▶ _抜粋_:
2012/03/11

原発のコストとベネフィット

日本人にとっては忘れることのできない日からもう一年になるのですね。私はもちろんノルウェーにいて直接に体験していないのですが、それでも家族の安否を心配したことや、津波の写真を見たときの衝撃、そしてその後の原発の危うい状態など、今思い出しても心臓がどきどきします。

また、私は実家が小千谷市、中越沖地震の震源地だったところです。そのときはアメリカにいたので、やはり直接の被害は受けておらず、アメリカではらはらしていたわけですが、毎日ネットで現在のインフラの状況などを確認して、ガスはまだ直ってない、とか、水道はどうか、とかチェックしていました。ガスも水道もない状態でいったいどんなふうに生活しているのかと心配していましたが、家族の元気そうな声に、こちらがびっくりしたほどです。なので、震災で被害を受けた方々に対しては、他人事とも思えないものがあります。そして、もちろん原発。私の実家は柏崎の原発から半径30キロ圏内です。もしなにかあったら、確実に大変な影響を受ける地域です。ですから、原発に関しても他人事とは思えません。

震災後の夏に日本に帰ったとき、新聞の記事に「このまま原発を維持した場合と代替エネルギーを使った場合のコストの比較」というのが新聞に載っていて、詳しい数字は覚えていませんが、原発に比べて代替エネルギーは何倍も高く見積もられていて、大変びっくりしました。何にびっくりしたかというと、その計算は、現在の原発への国からの補助や、なにか事故があったときのリスクなど、さまざまな要素が計算から抜けていて、原発に有利になるように作ってあるようにしか思えない結果だったからです。

コスト・ベネフィット アナリシス というものがありますが、何かを選択するときに、選択肢に関する利害をちゃんと計って、それを比べてから決めよう、というものです。この場合、利害は金銭的なものに限りません。例えば、大きなダムを作るとき、まわりの自然環境が受けるダメージや、また、ダムの建設によって失われるレクリエーション(ハイキングや川辺での釣りなど)の機会なども勘定に入れなければいけません。原発の場合にも、稼動のコストだけでなく、何か起こってしまった場合のコスト、そして、「何か起こってしまったらどうしよう」とはらはらする地域住民や国民のストレスも勘定に入れるべきです。いえ、冗談でなく。「原発が誤作動するかもしれない、大変な事態になってしまうかもしれない、という心配をしなくて済むならば、自分なら月に電気代500円余分に払ってもいい」と思っていたら、それは立派に「原発を回避することへのベネフィット」であり、原発のコスト・ベネフィット アナリシスに入って然るべきです。

▶ _課題_:
1. 原発コストの抜粋を「日本人にとっては忘れることの」で始まり「思えない結果だったからです。」までの範囲で、「ノルウェー」を「スウェーデン」に置き換えて書き直してください。
2. 原発コストの抜粋に出てくる国名をすべて挙げるとどうなりますか?
3. 原発コストの抜粋を、最後の文の後から書き継いでください。
この後の行は、上の抜粋とは別の出典から取ったものです。

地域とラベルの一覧
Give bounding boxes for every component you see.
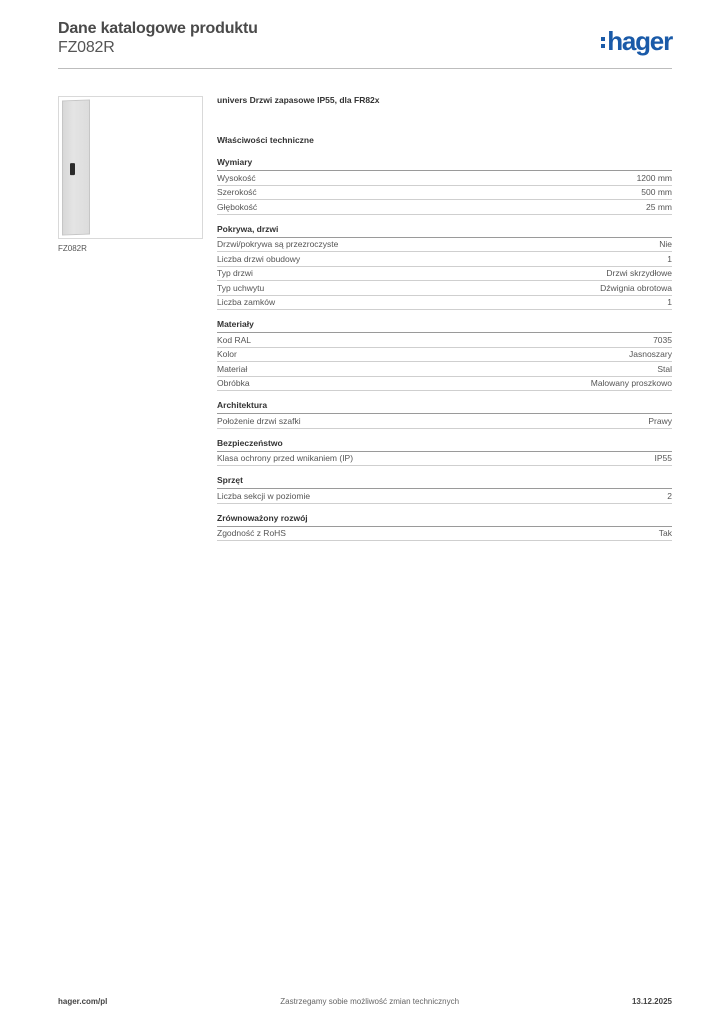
door-panel-image <box>62 100 90 236</box>
spec-value: Jasnoszary <box>629 349 672 360</box>
spec-label: Wysokość <box>217 172 256 183</box>
spec-value: 1 <box>667 253 672 264</box>
logo-dots-icon <box>601 37 605 48</box>
header-divider <box>58 68 672 69</box>
spec-group-title: Materiały <box>217 319 672 333</box>
spec-label: Kolor <box>217 349 237 360</box>
technical-properties-heading: Właściwości techniczne <box>217 135 314 145</box>
spec-label: Klasa ochrony przed wnikaniem (IP) <box>217 453 354 464</box>
spec-group <box>217 224 672 311</box>
spec-group <box>217 513 672 542</box>
spec-row <box>217 362 672 377</box>
spec-value: Stal <box>657 363 672 374</box>
spec-label: Liczba zamków <box>217 297 276 308</box>
footer-note: Zastrzegamy sobie możliwość zmian technicznych <box>280 997 460 1006</box>
footer-website[interactable]: hager.com/pl <box>58 997 108 1006</box>
spec-groups <box>217 157 672 541</box>
spec-value: 7035 <box>653 334 672 345</box>
spec-value: 1200 mm <box>636 172 672 183</box>
spec-row <box>217 252 672 267</box>
product-description: univers Drzwi zapasowe IP55, dla FR82x <box>217 95 380 105</box>
spec-group-title: Architektura <box>217 400 672 414</box>
spec-row <box>217 348 672 363</box>
spec-label: Położenie drzwi szafki <box>217 415 301 426</box>
spec-row <box>217 267 672 282</box>
spec-label: Głębokość <box>217 201 258 212</box>
spec-label: Kod RAL <box>217 334 252 345</box>
spec-value: 500 mm <box>641 187 672 198</box>
spec-row <box>217 414 672 429</box>
spec-value: Malowany proszkowo <box>590 378 672 389</box>
spec-group <box>217 475 672 504</box>
spec-value: Prawy <box>648 415 672 426</box>
footer <box>58 997 672 1006</box>
spec-row <box>217 296 672 311</box>
spec-value: IP55 <box>654 453 672 464</box>
specifications <box>217 95 672 550</box>
spec-value: 2 <box>667 490 672 501</box>
spec-row <box>217 281 672 296</box>
door-handle-icon <box>70 163 75 175</box>
spec-group <box>217 157 672 215</box>
spec-row <box>217 489 672 504</box>
spec-group <box>217 319 672 391</box>
spec-group-title: Bezpieczeństwo <box>217 438 672 452</box>
product-code: FZ082R <box>58 39 115 56</box>
spec-row <box>217 452 672 467</box>
hager-logo <box>601 28 672 54</box>
spec-label: Szerokość <box>217 187 257 198</box>
footer-date: 13.12.2025 <box>631 997 672 1006</box>
spec-label: Liczba sekcji w poziomie <box>217 490 311 501</box>
spec-label: Drzwi/pokrywa są przezroczyste <box>217 239 339 250</box>
spec-group-title: Wymiary <box>217 157 672 171</box>
spec-group <box>217 400 672 429</box>
logo-text: hager <box>607 26 672 56</box>
spec-label: Typ drzwi <box>217 268 253 279</box>
spec-row <box>217 527 672 542</box>
spec-label: Zgodność z RoHS <box>217 528 286 539</box>
spec-value: 25 mm <box>646 201 672 212</box>
spec-value: Dźwignia obrotowa <box>600 282 672 293</box>
spec-value: 1 <box>667 297 672 308</box>
spec-row <box>217 171 672 186</box>
spec-value: Tak <box>658 528 672 539</box>
spec-label: Obróbka <box>217 378 250 389</box>
spec-label: Materiał <box>217 363 248 374</box>
spec-group-title: Pokrywa, drzwi <box>217 224 672 238</box>
spec-row <box>217 186 672 201</box>
spec-group-title: Sprzęt <box>217 475 672 489</box>
spec-group <box>217 438 672 467</box>
spec-value: Nie <box>659 239 672 250</box>
spec-value: Drzwi skrzydłowe <box>606 268 672 279</box>
spec-label: Liczba drzwi obudowy <box>217 253 301 264</box>
page-title: Dane katalogowe produktu <box>58 20 258 37</box>
product-image <box>58 96 203 239</box>
spec-row <box>217 238 672 253</box>
image-caption: FZ082R <box>58 244 87 253</box>
spec-group-title: Zrównoważony rozwój <box>217 513 672 527</box>
spec-row <box>217 377 672 392</box>
spec-label: Typ uchwytu <box>217 282 265 293</box>
spec-row <box>217 200 672 215</box>
spec-row <box>217 333 672 348</box>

▶ _解答_:
1.
日本人にとっては忘れることのできない日からもう一年になるのですね。私はもちろんスウェーデンにいて直接に体験していないのですが、それでも家族の安否を心配したことや、津波の写真を見たときの衝撃、そしてその後の原発の危うい状態など、今思い出しても心臓がどきどきします。

また、私は実家が小千谷市、中越沖地震の震源地だったところです。そのときはアメリカにいたので、やはり直接の被害は受けておらず、アメリカではらはらしていたわけですが、毎日ネットで現在のインフラの状況などを確認して、ガスはまだ直ってない、とか、水道はどうか、とかチェックしていました。ガスも水道もない状態でいったいどんなふうに生活しているのかと心配していましたが、家族の元気そうな声に、こちらがびっくりしたほどです。なので、震災で被害を受けた方々に対しては、他人事とも思えないものがあります。そして、もちろん原発。私の実家は柏崎の原発から半径30キロ圏内です。もしなにかあったら、確実に大変な影響を受ける地域です。ですから、原発に関しても他人事とは思えません。

震災後の夏に日本に帰ったとき、新聞の記事に「このまま原発を維持した場合と代替エネルギーを使った場合のコストの比較」というのが新聞に載っていて、詳しい数字は覚えていませんが、原発に比べて代替エネルギーは何倍も高く見積もられていて、大変びっくりしました。何にびっくりしたかというと、その計算は、現在の原発への国からの補助や、なにか事故があったときのリスクなど、さまざまな要素が計算から抜けていて、原発に有利になるように作ってあるようにしか思えない結果だったからです。

2. ノルウェー、アメリカ、日本

3.
ただ、国民のストレスや安心感など、金銭で計れないものは、コストとベネフィットを比べる際に見落とされがちですし、また、市場というメカニズムを通してオブサーブできないので、それらを計るのも難しいです。経済学の中でも、非市場(ノンマーケット)という言葉が使われますが、これらの非市場のコストやベネフィットを計る特別な手法があります。原発のコストは、それらの手法を使って適正に計る必要性があると思います。そして、その上で、本当にコストに見合うベネフィットがあるのか、考えるべきです。現在言われている原発の「安さ」は、それこそ見せかけの安さであり(「安い」という選択肢でも少し触れました)、また、そのツケを払うのは、日本国民のみならず、世界全体なのです。

3.11の震災で日本は多くのものを失いました。沢山の人が犠牲になりました。直接に影響を受けた方々にとっては、震災前に戻ることは、色々な意味で不可能でしょう。だったら、せめてこれからが前よりよくなるようにしていくことが、私たちにできる唯一のことなのではないでしょうか。日本に住んでもいない身でおこがましいかもしれませんが、それでも日本人のひとりとして、私にできることをしていきたい、と思う一周年でした。

3 件のコメント:

  1. おはようございます!

    そうですよね、全く同感です。
    ノルウェーは原発のない国ですし
    これからも建設はしないと思います。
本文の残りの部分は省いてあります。